• _Task_
Reproduce the records below in full and without edits, omitting images.

(Data entries for graphics)
####################

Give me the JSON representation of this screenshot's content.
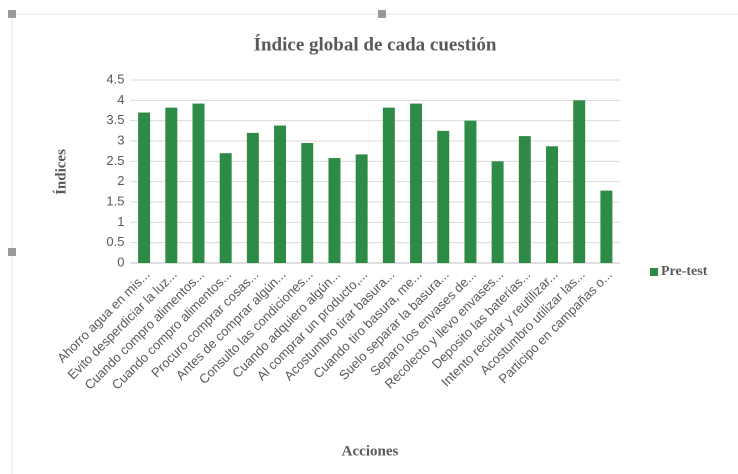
{
  "chart_data": {
    "type": "bar",
    "title": "Índice global de cada cuestión",
    "xlabel": "Acciones",
    "ylabel": "Índices",
    "categories": [
      "Ahorro agua en mis...",
      "Evito desperdiciar la luz...",
      "Cuando compro alimentos...",
      "Cuando compro alimentos...",
      "Procuro comprar cosas...",
      "Antes de comprar algún...",
      "Consulto las condiciones...",
      "Cuando adquiero algún...",
      "Al comprar un producto,...",
      "Acostumbro tirar basura...",
      "Cuando tiro basura, me...",
      "Suelo separar la basura...",
      "Separo los envases de...",
      "Recolecto y llevo envases...",
      "Deposito las baterías...",
      "Intento reciclar y reutilizar...",
      "Acostumbro utilizar las...",
      "Participo en campañas o..."
    ],
    "series": [
      {
        "name": "Pre-test",
        "color": "#2e8b45",
        "values": [
          3.7,
          3.82,
          3.92,
          2.7,
          3.2,
          3.38,
          2.95,
          2.58,
          2.67,
          3.82,
          3.92,
          3.25,
          3.5,
          2.5,
          3.12,
          2.87,
          4.0,
          1.78
        ]
      }
    ],
    "ylim": [
      0,
      4.5
    ],
    "yticks": [
      0,
      0.5,
      1,
      1.5,
      2,
      2.5,
      3,
      3.5,
      4,
      4.5
    ],
    "grid": true,
    "legend": "right"
  }
}
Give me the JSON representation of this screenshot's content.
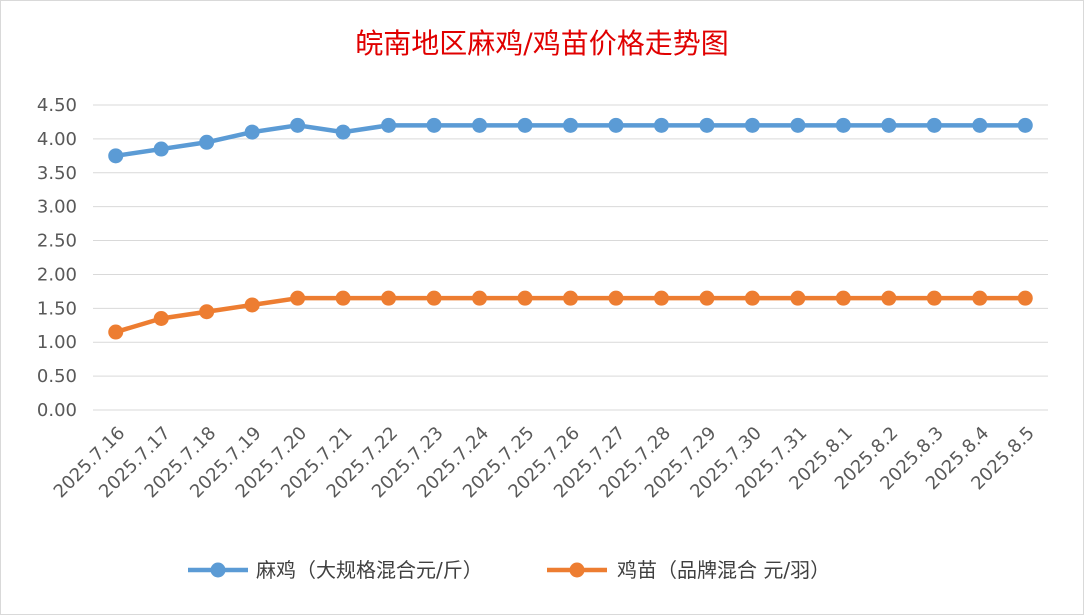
{
  "chart_data": {
    "type": "line",
    "title": "皖南地区麻鸡/鸡苗价格走势图",
    "xlabel": "",
    "ylabel": "",
    "ylim": [
      0,
      4.5
    ],
    "yticks": [
      "0.00",
      "0.50",
      "1.00",
      "1.50",
      "2.00",
      "2.50",
      "3.00",
      "3.50",
      "4.00",
      "4.50"
    ],
    "grid": "horizontal",
    "legend_position": "bottom",
    "categories": [
      "2025.7.16",
      "2025.7.17",
      "2025.7.18",
      "2025.7.19",
      "2025.7.20",
      "2025.7.21",
      "2025.7.22",
      "2025.7.23",
      "2025.7.24",
      "2025.7.25",
      "2025.7.26",
      "2025.7.27",
      "2025.7.28",
      "2025.7.29",
      "2025.7.30",
      "2025.7.31",
      "2025.8.1",
      "2025.8.2",
      "2025.8.3",
      "2025.8.4",
      "2025.8.5"
    ],
    "series": [
      {
        "name": "麻鸡（大规格混合元/斤）",
        "color": "#5b9bd5",
        "values": [
          3.75,
          3.85,
          3.95,
          4.1,
          4.2,
          4.1,
          4.2,
          4.2,
          4.2,
          4.2,
          4.2,
          4.2,
          4.2,
          4.2,
          4.2,
          4.2,
          4.2,
          4.2,
          4.2,
          4.2,
          4.2
        ]
      },
      {
        "name": "鸡苗（品牌混合 元/羽）",
        "color": "#ed7d31",
        "values": [
          1.15,
          1.35,
          1.45,
          1.55,
          1.65,
          1.65,
          1.65,
          1.65,
          1.65,
          1.65,
          1.65,
          1.65,
          1.65,
          1.65,
          1.65,
          1.65,
          1.65,
          1.65,
          1.65,
          1.65,
          1.65
        ]
      }
    ]
  }
}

####################

• _Answer to this exercise_
Give me the JSON representation of this screenshot's content.
{
  "chart_data": {
    "type": "bar",
    "title": "Índice global de cada cuestión",
    "xlabel": "Acciones",
    "ylabel": "Índices",
    "categories": [
      "Ahorro agua en mis...",
      "Evito desperdiciar la luz...",
      "Cuando compro alimentos...",
      "Cuando compro alimentos...",
      "Procuro comprar cosas...",
      "Antes de comprar algún...",
      "Consulto las condiciones...",
      "Cuando adquiero algún...",
      "Al comprar un producto,...",
      "Acostumbro tirar basura...",
      "Cuando tiro basura, me...",
      "Suelo separar la basura...",
      "Separo los envases de...",
      "Recolecto y llevo envases...",
      "Deposito las baterías...",
      "Intento reciclar y reutilizar...",
      "Acostumbro utilizar las...",
      "Participo en campañas o..."
    ],
    "series": [
      {
        "name": "Pre-test",
        "color": "#2e8b45",
        "values": [
          3.7,
          3.82,
          3.92,
          2.7,
          3.2,
          3.38,
          2.95,
          2.58,
          2.67,
          3.82,
          3.92,
          3.25,
          3.5,
          2.5,
          3.12,
          2.87,
          4.0,
          1.78
        ]
      }
    ],
    "ylim": [
      0,
      4.5
    ],
    "yticks": [
      0,
      0.5,
      1,
      1.5,
      2,
      2.5,
      3,
      3.5,
      4,
      4.5
    ],
    "grid": true,
    "legend": "right"
  }
}
Give me the JSON representation of this screenshot's content.
{
  "chart_data": {
    "type": "line",
    "title": "皖南地区麻鸡/鸡苗价格走势图",
    "xlabel": "",
    "ylabel": "",
    "ylim": [
      0,
      4.5
    ],
    "yticks": [
      "0.00",
      "0.50",
      "1.00",
      "1.50",
      "2.00",
      "2.50",
      "3.00",
      "3.50",
      "4.00",
      "4.50"
    ],
    "grid": "horizontal",
    "legend_position": "bottom",
    "categories": [
      "2025.7.16",
      "2025.7.17",
      "2025.7.18",
      "2025.7.19",
      "2025.7.20",
      "2025.7.21",
      "2025.7.22",
      "2025.7.23",
      "2025.7.24",
      "2025.7.25",
      "2025.7.26",
      "2025.7.27",
      "2025.7.28",
      "2025.7.29",
      "2025.7.30",
      "2025.7.31",
      "2025.8.1",
      "2025.8.2",
      "2025.8.3",
      "2025.8.4",
      "2025.8.5"
    ],
    "series": [
      {
        "name": "麻鸡（大规格混合元/斤）",
        "color": "#5b9bd5",
        "values": [
          3.75,
          3.85,
          3.95,
          4.1,
          4.2,
          4.1,
          4.2,
          4.2,
          4.2,
          4.2,
          4.2,
          4.2,
          4.2,
          4.2,
          4.2,
          4.2,
          4.2,
          4.2,
          4.2,
          4.2,
          4.2
        ]
      },
      {
        "name": "鸡苗（品牌混合 元/羽）",
        "color": "#ed7d31",
        "values": [
          1.15,
          1.35,
          1.45,
          1.55,
          1.65,
          1.65,
          1.65,
          1.65,
          1.65,
          1.65,
          1.65,
          1.65,
          1.65,
          1.65,
          1.65,
          1.65,
          1.65,
          1.65,
          1.65,
          1.65,
          1.65
        ]
      }
    ]
  }
}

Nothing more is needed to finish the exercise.